DATA FOR THE TASK —
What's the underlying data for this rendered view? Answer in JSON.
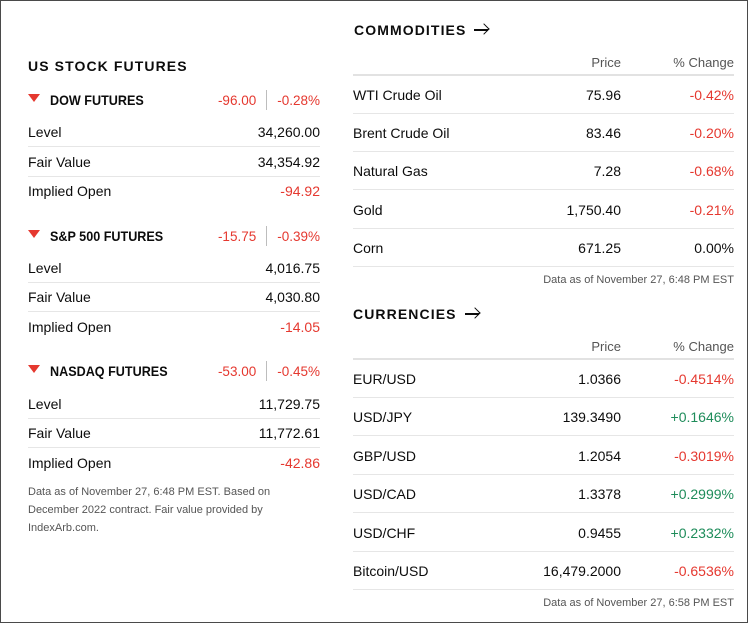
{
  "stock_futures": {
    "title": "US STOCK FUTURES",
    "futures": [
      {
        "name": "DOW FUTURES",
        "change": "-96.00",
        "pct_change": "-0.28%",
        "rows": [
          {
            "label": "Level",
            "value": "34,260.00"
          },
          {
            "label": "Fair Value",
            "value": "34,354.92"
          },
          {
            "label": "Implied Open",
            "value": "-94.92"
          }
        ]
      },
      {
        "name": "S&P 500 FUTURES",
        "change": "-15.75",
        "pct_change": "-0.39%",
        "rows": [
          {
            "label": "Level",
            "value": "4,016.75"
          },
          {
            "label": "Fair Value",
            "value": "4,030.80"
          },
          {
            "label": "Implied Open",
            "value": "-14.05"
          }
        ]
      },
      {
        "name": "NASDAQ FUTURES",
        "change": "-53.00",
        "pct_change": "-0.45%",
        "rows": [
          {
            "label": "Level",
            "value": "11,729.75"
          },
          {
            "label": "Fair Value",
            "value": "11,772.61"
          },
          {
            "label": "Implied Open",
            "value": "-42.86"
          }
        ]
      }
    ],
    "note": "Data as of November 27, 6:48 PM EST. Based on December 2022 contract. Fair value provided by IndexArb.com."
  },
  "commodities": {
    "title": "COMMODITIES",
    "col_price": "Price",
    "col_change": "% Change",
    "rows": [
      {
        "name": "WTI Crude Oil",
        "price": "75.96",
        "change": "-0.42%"
      },
      {
        "name": "Brent Crude Oil",
        "price": "83.46",
        "change": "-0.20%"
      },
      {
        "name": "Natural Gas",
        "price": "7.28",
        "change": "-0.68%"
      },
      {
        "name": "Gold",
        "price": "1,750.40",
        "change": "-0.21%"
      },
      {
        "name": "Corn",
        "price": "671.25",
        "change": "0.00%"
      }
    ],
    "as_of": "Data as of November 27, 6:48 PM EST"
  },
  "currencies": {
    "title": "CURRENCIES",
    "col_price": "Price",
    "col_change": "% Change",
    "rows": [
      {
        "name": "EUR/USD",
        "price": "1.0366",
        "change": "-0.4514%"
      },
      {
        "name": "USD/JPY",
        "price": "139.3490",
        "change": "+0.1646%"
      },
      {
        "name": "GBP/USD",
        "price": "1.2054",
        "change": "-0.3019%"
      },
      {
        "name": "USD/CAD",
        "price": "1.3378",
        "change": "+0.2999%"
      },
      {
        "name": "USD/CHF",
        "price": "0.9455",
        "change": "+0.2332%"
      },
      {
        "name": "Bitcoin/USD",
        "price": "16,479.2000",
        "change": "-0.6536%"
      }
    ],
    "as_of": "Data as of November 27, 6:58 PM EST"
  },
  "colors": {
    "negative": "#e5382f",
    "positive": "#1e8c5a",
    "text": "#0c0c0c"
  },
  "icons": {
    "down_indicator": "triangle-down-icon",
    "section_link": "arrow-right-icon"
  }
}
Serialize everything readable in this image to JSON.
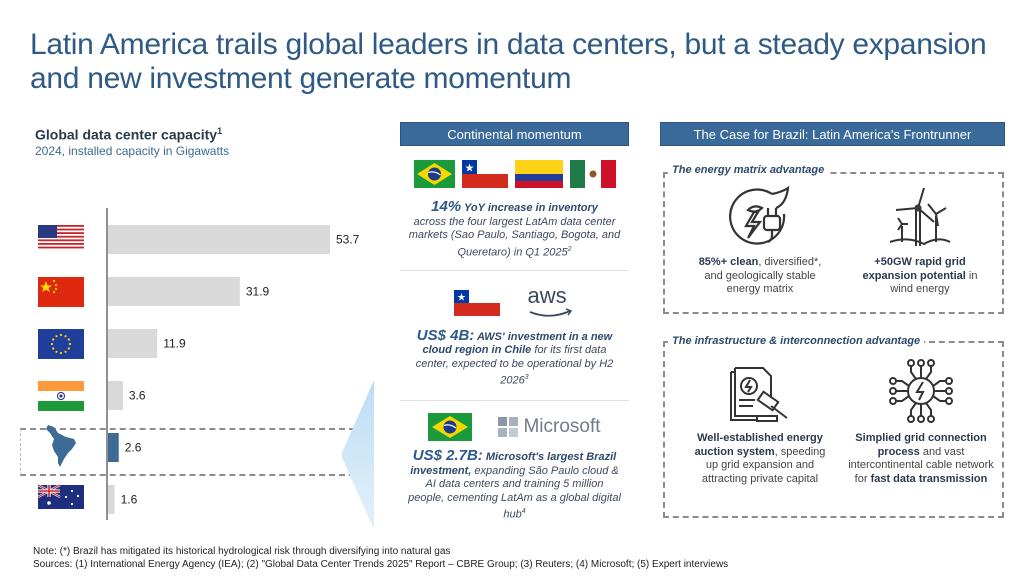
{
  "title": "Latin America trails global leaders in data centers, but a steady expansion and new investment generate momentum",
  "chart_data": {
    "type": "bar",
    "orientation": "horizontal",
    "title": "Global data center capacity",
    "title_superscript": "1",
    "subtitle": "2024, installed capacity in Gigawatts",
    "categories": [
      "United States",
      "China",
      "European Union",
      "India",
      "Latin America",
      "Australia"
    ],
    "category_icons": [
      "us-flag",
      "china-flag",
      "eu-flag",
      "india-flag",
      "latam-map",
      "australia-flag"
    ],
    "values": [
      53.7,
      31.9,
      11.9,
      3.6,
      2.6,
      1.6
    ],
    "value_labels": [
      "53.7",
      "31.9",
      "11.9",
      "3.6",
      "2.6",
      "1.6"
    ],
    "highlighted": "Latin America",
    "colors": {
      "default": "#d9d9d9",
      "highlight": "#3d6b96"
    },
    "xlim": [
      0,
      53.7
    ],
    "grid": false,
    "xlabel": "",
    "ylabel": ""
  },
  "continental": {
    "header": "Continental momentum",
    "flags": [
      "brazil-flag",
      "chile-flag",
      "colombia-flag",
      "mexico-flag"
    ],
    "item1": {
      "big": "14%",
      "bold": " YoY increase in inventory",
      "rest": "across the four largest LatAm data center markets (Sao Paulo, Santiago, Bogota, and Queretaro) in Q1 2025",
      "sup": "2"
    },
    "item2": {
      "logo": "aws",
      "big": "US$ 4B:",
      "bold": " AWS' investment in a new cloud region in Chile",
      "rest": " for its first data center, expected to be operational by H2 2026",
      "sup": "3"
    },
    "item3": {
      "logo": "Microsoft",
      "big": "US$ 2.7B:",
      "bold": " Microsoft's largest Brazil investment,",
      "rest": " expanding São Paulo cloud & AI data centers and training 5 million people, cementing LatAm as a global digital hub",
      "sup": "4"
    }
  },
  "brazil": {
    "header": "The Case for Brazil: Latin America's Frontrunner",
    "energy": {
      "label": "The energy matrix advantage",
      "left": {
        "bold": "85%+ clean",
        "rest": ", diversified*, and geologically stable energy matrix"
      },
      "right": {
        "bold": "+50GW rapid grid expansion potential",
        "rest": " in wind energy"
      }
    },
    "infra": {
      "label": "The infrastructure & interconnection advantage",
      "left": {
        "bold": "Well-established energy auction system",
        "rest": ", speeding up grid expansion and attracting private capital"
      },
      "right": {
        "bold1": "Simplied grid connection process",
        "mid": " and vast intercontinental cable network for ",
        "bold2": "fast data transmission"
      }
    }
  },
  "footer": {
    "note": "Note: (*) Brazil has mitigated its historical hydrological risk through diversifying into natural gas",
    "sources": "Sources: (1) International Energy Agency (IEA); (2) \"Global Data Center Trends 2025\" Report – CBRE Group; (3) Reuters; (4) Microsoft; (5) Expert interviews"
  }
}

PROBLEM —
All the records need to be repeated exactly, with the images dropped.

RESPONSE FOR THIS EXERCISE —
What's the underlying data for this rendered view? Answer in JSON.
{
  "stock_futures": {
    "title": "US STOCK FUTURES",
    "futures": [
      {
        "name": "DOW FUTURES",
        "change": "-96.00",
        "pct_change": "-0.28%",
        "rows": [
          {
            "label": "Level",
            "value": "34,260.00"
          },
          {
            "label": "Fair Value",
            "value": "34,354.92"
          },
          {
            "label": "Implied Open",
            "value": "-94.92"
          }
        ]
      },
      {
        "name": "S&P 500 FUTURES",
        "change": "-15.75",
        "pct_change": "-0.39%",
        "rows": [
          {
            "label": "Level",
            "value": "4,016.75"
          },
          {
            "label": "Fair Value",
            "value": "4,030.80"
          },
          {
            "label": "Implied Open",
            "value": "-14.05"
          }
        ]
      },
      {
        "name": "NASDAQ FUTURES",
        "change": "-53.00",
        "pct_change": "-0.45%",
        "rows": [
          {
            "label": "Level",
            "value": "11,729.75"
          },
          {
            "label": "Fair Value",
            "value": "11,772.61"
          },
          {
            "label": "Implied Open",
            "value": "-42.86"
          }
        ]
      }
    ],
    "note": "Data as of November 27, 6:48 PM EST. Based on December 2022 contract. Fair value provided by IndexArb.com."
  },
  "commodities": {
    "title": "COMMODITIES",
    "col_price": "Price",
    "col_change": "% Change",
    "rows": [
      {
        "name": "WTI Crude Oil",
        "price": "75.96",
        "change": "-0.42%"
      },
      {
        "name": "Brent Crude Oil",
        "price": "83.46",
        "change": "-0.20%"
      },
      {
        "name": "Natural Gas",
        "price": "7.28",
        "change": "-0.68%"
      },
      {
        "name": "Gold",
        "price": "1,750.40",
        "change": "-0.21%"
      },
      {
        "name": "Corn",
        "price": "671.25",
        "change": "0.00%"
      }
    ],
    "as_of": "Data as of November 27, 6:48 PM EST"
  },
  "currencies": {
    "title": "CURRENCIES",
    "col_price": "Price",
    "col_change": "% Change",
    "rows": [
      {
        "name": "EUR/USD",
        "price": "1.0366",
        "change": "-0.4514%"
      },
      {
        "name": "USD/JPY",
        "price": "139.3490",
        "change": "+0.1646%"
      },
      {
        "name": "GBP/USD",
        "price": "1.2054",
        "change": "-0.3019%"
      },
      {
        "name": "USD/CAD",
        "price": "1.3378",
        "change": "+0.2999%"
      },
      {
        "name": "USD/CHF",
        "price": "0.9455",
        "change": "+0.2332%"
      },
      {
        "name": "Bitcoin/USD",
        "price": "16,479.2000",
        "change": "-0.6536%"
      }
    ],
    "as_of": "Data as of November 27, 6:58 PM EST"
  },
  "colors": {
    "negative": "#e5382f",
    "positive": "#1e8c5a",
    "text": "#0c0c0c"
  },
  "icons": {
    "down_indicator": "triangle-down-icon",
    "section_link": "arrow-right-icon"
  }
}
Serialize everything readable in this image to JSON.
{
  "title": "Latin America trails global leaders in data centers, but a steady expansion and new investment generate momentum",
  "chart_data": {
    "type": "bar",
    "orientation": "horizontal",
    "title": "Global data center capacity",
    "title_superscript": "1",
    "subtitle": "2024, installed capacity in Gigawatts",
    "categories": [
      "United States",
      "China",
      "European Union",
      "India",
      "Latin America",
      "Australia"
    ],
    "category_icons": [
      "us-flag",
      "china-flag",
      "eu-flag",
      "india-flag",
      "latam-map",
      "australia-flag"
    ],
    "values": [
      53.7,
      31.9,
      11.9,
      3.6,
      2.6,
      1.6
    ],
    "value_labels": [
      "53.7",
      "31.9",
      "11.9",
      "3.6",
      "2.6",
      "1.6"
    ],
    "highlighted": "Latin America",
    "colors": {
      "default": "#d9d9d9",
      "highlight": "#3d6b96"
    },
    "xlim": [
      0,
      53.7
    ],
    "grid": false,
    "xlabel": "",
    "ylabel": ""
  },
  "continental": {
    "header": "Continental momentum",
    "flags": [
      "brazil-flag",
      "chile-flag",
      "colombia-flag",
      "mexico-flag"
    ],
    "item1": {
      "big": "14%",
      "bold": " YoY increase in inventory",
      "rest": "across the four largest LatAm data center markets (Sao Paulo, Santiago, Bogota, and Queretaro) in Q1 2025",
      "sup": "2"
    },
    "item2": {
      "logo": "aws",
      "big": "US$ 4B:",
      "bold": " AWS' investment in a new cloud region in Chile",
      "rest": " for its first data center, expected to be operational by H2 2026",
      "sup": "3"
    },
    "item3": {
      "logo": "Microsoft",
      "big": "US$ 2.7B:",
      "bold": " Microsoft's largest Brazil investment,",
      "rest": " expanding São Paulo cloud & AI data centers and training 5 million people, cementing LatAm as a global digital hub",
      "sup": "4"
    }
  },
  "brazil": {
    "header": "The Case for Brazil: Latin America's Frontrunner",
    "energy": {
      "label": "The energy matrix advantage",
      "left": {
        "bold": "85%+ clean",
        "rest": ", diversified*, and geologically stable energy matrix"
      },
      "right": {
        "bold": "+50GW rapid grid expansion potential",
        "rest": " in wind energy"
      }
    },
    "infra": {
      "label": "The infrastructure & interconnection advantage",
      "left": {
        "bold": "Well-established energy auction system",
        "rest": ", speeding up grid expansion and attracting private capital"
      },
      "right": {
        "bold1": "Simplied grid connection process",
        "mid": " and vast intercontinental cable network for ",
        "bold2": "fast data transmission"
      }
    }
  },
  "footer": {
    "note": "Note: (*) Brazil has mitigated its historical hydrological risk through diversifying into natural gas",
    "sources": "Sources: (1) International Energy Agency (IEA); (2) \"Global Data Center Trends 2025\" Report – CBRE Group; (3) Reuters; (4) Microsoft; (5) Expert interviews"
  }
}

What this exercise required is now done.